| To do |
Read through the entries below and return each line with the word "Accuracy".

| Record list |
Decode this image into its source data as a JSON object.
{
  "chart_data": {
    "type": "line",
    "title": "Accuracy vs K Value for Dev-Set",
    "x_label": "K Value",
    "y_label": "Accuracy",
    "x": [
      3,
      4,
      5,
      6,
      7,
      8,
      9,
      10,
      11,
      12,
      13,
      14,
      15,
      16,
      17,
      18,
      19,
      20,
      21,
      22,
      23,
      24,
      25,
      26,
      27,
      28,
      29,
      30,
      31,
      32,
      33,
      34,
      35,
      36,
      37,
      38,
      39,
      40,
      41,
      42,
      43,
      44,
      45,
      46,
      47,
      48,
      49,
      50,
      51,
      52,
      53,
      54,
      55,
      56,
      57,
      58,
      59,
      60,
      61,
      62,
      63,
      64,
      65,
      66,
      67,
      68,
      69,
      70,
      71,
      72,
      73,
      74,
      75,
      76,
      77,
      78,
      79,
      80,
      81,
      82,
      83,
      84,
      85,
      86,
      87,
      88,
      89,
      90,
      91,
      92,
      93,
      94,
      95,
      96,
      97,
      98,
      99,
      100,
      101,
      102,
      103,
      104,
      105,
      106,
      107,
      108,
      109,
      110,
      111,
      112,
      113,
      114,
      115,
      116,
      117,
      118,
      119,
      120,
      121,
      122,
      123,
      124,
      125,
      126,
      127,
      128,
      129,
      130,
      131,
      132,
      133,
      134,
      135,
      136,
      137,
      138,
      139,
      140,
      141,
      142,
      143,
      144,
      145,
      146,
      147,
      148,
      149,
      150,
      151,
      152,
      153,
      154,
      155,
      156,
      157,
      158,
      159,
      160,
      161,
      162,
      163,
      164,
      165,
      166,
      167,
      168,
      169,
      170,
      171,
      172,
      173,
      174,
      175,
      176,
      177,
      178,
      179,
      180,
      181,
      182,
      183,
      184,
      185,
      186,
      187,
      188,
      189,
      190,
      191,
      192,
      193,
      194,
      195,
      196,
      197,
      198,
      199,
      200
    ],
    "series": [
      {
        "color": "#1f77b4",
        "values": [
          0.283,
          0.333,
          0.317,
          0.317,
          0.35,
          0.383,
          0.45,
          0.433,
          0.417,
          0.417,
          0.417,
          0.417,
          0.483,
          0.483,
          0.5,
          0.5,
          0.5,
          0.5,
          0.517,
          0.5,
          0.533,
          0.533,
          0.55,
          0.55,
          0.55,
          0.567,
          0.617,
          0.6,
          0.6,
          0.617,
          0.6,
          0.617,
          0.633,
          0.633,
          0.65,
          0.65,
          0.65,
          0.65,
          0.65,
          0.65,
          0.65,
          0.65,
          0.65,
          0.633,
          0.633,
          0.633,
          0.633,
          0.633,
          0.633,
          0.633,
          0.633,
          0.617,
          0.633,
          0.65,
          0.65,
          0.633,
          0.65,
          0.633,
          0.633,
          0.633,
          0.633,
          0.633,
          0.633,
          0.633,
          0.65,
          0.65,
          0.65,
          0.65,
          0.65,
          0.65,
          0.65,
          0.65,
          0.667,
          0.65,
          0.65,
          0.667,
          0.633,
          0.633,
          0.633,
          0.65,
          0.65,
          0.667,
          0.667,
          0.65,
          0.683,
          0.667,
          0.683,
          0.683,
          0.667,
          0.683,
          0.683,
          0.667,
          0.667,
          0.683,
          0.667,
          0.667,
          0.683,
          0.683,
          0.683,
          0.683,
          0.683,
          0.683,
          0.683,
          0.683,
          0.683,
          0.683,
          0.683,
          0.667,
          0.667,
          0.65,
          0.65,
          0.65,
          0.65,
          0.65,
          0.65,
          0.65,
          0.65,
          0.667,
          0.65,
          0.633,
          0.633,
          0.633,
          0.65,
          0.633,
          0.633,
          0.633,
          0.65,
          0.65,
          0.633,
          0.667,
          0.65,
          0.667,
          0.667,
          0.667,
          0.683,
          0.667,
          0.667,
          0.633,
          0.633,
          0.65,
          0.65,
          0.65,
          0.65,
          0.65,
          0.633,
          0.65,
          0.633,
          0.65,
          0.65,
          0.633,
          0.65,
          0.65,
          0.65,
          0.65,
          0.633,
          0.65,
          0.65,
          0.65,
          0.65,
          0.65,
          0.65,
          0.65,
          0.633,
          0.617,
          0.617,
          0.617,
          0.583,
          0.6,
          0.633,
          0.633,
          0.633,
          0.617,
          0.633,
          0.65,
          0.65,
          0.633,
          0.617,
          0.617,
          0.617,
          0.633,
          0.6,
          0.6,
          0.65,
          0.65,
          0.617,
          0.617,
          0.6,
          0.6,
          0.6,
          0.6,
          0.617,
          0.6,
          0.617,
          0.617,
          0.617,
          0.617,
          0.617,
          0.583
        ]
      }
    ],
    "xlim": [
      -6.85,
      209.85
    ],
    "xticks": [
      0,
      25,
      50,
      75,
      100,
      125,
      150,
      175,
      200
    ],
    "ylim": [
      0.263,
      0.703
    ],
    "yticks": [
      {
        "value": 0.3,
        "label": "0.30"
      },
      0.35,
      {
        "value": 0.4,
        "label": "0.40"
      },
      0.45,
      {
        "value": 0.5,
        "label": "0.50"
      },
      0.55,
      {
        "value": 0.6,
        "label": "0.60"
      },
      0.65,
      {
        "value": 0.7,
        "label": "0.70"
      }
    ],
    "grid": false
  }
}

| Task answer |
    "title": "Accuracy vs K Value for Dev-Set",
    "y_label": "Accuracy",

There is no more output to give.